- **Given exercise**
Copy out the lines that have "JSON" in them.

Dataset entries

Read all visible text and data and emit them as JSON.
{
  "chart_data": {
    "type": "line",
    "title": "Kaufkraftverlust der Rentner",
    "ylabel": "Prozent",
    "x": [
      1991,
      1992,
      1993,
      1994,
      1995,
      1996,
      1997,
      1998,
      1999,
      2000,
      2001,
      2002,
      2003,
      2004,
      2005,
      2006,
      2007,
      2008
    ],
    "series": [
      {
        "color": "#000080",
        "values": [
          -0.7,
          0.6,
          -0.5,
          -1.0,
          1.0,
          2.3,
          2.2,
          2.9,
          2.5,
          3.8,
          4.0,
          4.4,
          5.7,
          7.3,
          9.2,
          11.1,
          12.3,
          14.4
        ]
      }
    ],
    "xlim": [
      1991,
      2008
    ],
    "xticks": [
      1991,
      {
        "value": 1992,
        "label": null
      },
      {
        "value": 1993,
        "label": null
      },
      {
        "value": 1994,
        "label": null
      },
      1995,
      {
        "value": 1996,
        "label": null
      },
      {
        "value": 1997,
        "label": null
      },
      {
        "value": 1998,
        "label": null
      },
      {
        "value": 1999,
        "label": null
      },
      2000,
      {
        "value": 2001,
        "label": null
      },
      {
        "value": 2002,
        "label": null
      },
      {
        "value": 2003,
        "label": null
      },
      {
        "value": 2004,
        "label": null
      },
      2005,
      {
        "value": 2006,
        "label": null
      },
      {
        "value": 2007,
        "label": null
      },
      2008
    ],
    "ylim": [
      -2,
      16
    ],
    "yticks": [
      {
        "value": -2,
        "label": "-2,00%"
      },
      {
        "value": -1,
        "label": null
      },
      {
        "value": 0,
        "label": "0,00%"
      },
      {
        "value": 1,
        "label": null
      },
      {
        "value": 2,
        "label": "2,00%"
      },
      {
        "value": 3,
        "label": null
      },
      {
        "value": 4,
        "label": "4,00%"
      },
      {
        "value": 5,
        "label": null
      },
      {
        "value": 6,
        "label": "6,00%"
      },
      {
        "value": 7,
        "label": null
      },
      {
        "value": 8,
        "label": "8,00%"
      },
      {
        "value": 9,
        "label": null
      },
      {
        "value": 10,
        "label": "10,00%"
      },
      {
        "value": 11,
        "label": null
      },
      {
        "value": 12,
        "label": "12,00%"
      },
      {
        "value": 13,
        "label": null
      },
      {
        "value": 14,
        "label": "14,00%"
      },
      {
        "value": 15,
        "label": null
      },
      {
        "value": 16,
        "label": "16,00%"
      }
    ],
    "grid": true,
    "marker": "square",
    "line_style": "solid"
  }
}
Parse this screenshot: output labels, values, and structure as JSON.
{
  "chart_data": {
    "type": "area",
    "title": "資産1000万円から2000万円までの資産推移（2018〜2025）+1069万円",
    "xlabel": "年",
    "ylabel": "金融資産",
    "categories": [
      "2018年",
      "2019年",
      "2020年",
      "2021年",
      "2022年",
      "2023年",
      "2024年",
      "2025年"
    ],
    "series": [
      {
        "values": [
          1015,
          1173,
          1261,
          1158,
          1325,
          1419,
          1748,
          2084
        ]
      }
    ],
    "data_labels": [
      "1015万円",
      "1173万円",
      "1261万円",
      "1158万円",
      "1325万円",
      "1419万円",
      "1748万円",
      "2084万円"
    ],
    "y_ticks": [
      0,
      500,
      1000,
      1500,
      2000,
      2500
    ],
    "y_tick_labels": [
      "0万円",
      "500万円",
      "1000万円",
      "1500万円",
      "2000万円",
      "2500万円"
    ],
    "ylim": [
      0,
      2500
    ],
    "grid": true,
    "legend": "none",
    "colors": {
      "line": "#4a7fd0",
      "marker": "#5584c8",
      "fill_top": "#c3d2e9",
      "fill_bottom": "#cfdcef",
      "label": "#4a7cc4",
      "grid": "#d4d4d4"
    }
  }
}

- **Output**
Read all visible text and data and emit them as JSON.
Parse this screenshot: output labels, values, and structure as JSON.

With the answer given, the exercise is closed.